RECORD EXCERPTS:
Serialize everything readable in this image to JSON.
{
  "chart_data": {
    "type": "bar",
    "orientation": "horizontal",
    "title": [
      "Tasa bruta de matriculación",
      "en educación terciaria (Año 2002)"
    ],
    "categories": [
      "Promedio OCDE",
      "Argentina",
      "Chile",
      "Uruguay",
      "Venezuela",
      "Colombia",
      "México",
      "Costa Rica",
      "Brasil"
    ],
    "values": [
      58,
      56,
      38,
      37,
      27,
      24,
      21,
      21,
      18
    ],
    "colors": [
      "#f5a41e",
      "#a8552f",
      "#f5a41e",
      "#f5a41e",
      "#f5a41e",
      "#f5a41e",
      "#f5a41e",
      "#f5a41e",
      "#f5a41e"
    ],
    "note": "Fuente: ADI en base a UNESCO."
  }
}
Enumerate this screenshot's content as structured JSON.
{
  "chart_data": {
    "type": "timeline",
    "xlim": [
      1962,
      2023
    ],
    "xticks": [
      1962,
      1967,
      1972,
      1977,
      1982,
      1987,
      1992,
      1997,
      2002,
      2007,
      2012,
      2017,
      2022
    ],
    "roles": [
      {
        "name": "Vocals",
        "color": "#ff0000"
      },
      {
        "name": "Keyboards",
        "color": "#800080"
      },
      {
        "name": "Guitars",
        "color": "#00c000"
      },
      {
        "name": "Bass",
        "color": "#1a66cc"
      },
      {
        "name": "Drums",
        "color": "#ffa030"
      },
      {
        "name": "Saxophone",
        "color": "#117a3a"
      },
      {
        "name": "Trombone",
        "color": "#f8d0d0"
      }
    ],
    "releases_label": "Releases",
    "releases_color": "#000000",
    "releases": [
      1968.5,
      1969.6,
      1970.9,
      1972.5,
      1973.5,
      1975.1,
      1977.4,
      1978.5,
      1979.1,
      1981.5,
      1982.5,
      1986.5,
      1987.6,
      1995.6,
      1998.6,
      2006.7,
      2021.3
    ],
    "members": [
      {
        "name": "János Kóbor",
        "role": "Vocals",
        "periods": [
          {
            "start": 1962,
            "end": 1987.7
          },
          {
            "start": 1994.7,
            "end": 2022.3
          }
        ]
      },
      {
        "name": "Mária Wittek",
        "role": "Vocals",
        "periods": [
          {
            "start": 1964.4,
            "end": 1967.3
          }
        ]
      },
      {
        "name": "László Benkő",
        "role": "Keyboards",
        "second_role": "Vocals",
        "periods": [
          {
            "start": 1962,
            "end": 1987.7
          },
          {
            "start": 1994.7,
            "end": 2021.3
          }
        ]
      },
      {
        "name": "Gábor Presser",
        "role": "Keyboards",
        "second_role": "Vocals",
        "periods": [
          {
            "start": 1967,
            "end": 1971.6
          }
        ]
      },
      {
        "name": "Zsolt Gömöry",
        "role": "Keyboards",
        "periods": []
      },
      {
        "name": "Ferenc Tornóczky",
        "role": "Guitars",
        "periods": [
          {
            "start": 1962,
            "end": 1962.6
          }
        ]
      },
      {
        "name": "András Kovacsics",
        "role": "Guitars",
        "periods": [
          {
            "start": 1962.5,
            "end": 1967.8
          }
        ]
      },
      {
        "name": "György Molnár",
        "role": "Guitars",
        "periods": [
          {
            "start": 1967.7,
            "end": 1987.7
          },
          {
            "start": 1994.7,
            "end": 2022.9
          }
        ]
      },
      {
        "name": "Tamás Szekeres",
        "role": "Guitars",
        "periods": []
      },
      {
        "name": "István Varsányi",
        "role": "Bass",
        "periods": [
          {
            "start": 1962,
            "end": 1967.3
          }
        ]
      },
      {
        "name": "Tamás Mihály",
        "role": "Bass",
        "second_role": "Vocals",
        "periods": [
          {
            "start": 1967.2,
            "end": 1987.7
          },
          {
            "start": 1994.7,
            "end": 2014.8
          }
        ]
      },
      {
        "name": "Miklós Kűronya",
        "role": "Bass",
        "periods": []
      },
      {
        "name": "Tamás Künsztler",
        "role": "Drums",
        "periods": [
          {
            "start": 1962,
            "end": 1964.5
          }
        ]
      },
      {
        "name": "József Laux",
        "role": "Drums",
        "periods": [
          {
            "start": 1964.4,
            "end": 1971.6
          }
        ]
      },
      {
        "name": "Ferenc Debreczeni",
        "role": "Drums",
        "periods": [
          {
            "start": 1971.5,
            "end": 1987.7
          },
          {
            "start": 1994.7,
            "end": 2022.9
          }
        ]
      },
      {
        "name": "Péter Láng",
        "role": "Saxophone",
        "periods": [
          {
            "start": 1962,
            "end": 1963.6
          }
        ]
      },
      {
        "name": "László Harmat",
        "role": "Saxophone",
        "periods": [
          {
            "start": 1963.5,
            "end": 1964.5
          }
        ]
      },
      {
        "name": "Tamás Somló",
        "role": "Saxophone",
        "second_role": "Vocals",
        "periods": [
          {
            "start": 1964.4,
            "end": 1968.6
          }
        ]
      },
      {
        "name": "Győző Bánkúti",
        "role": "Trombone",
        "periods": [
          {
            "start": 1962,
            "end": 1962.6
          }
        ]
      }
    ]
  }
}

WHAT YOU SHOULD DO: Gather each line from the entries above that includes the word "Tamás".

RESPONSE:
        "name": "Tamás Szekeres",
        "name": "Tamás Mihály",
        "name": "Tamás Künsztler",
        "name": "Tamás Somló",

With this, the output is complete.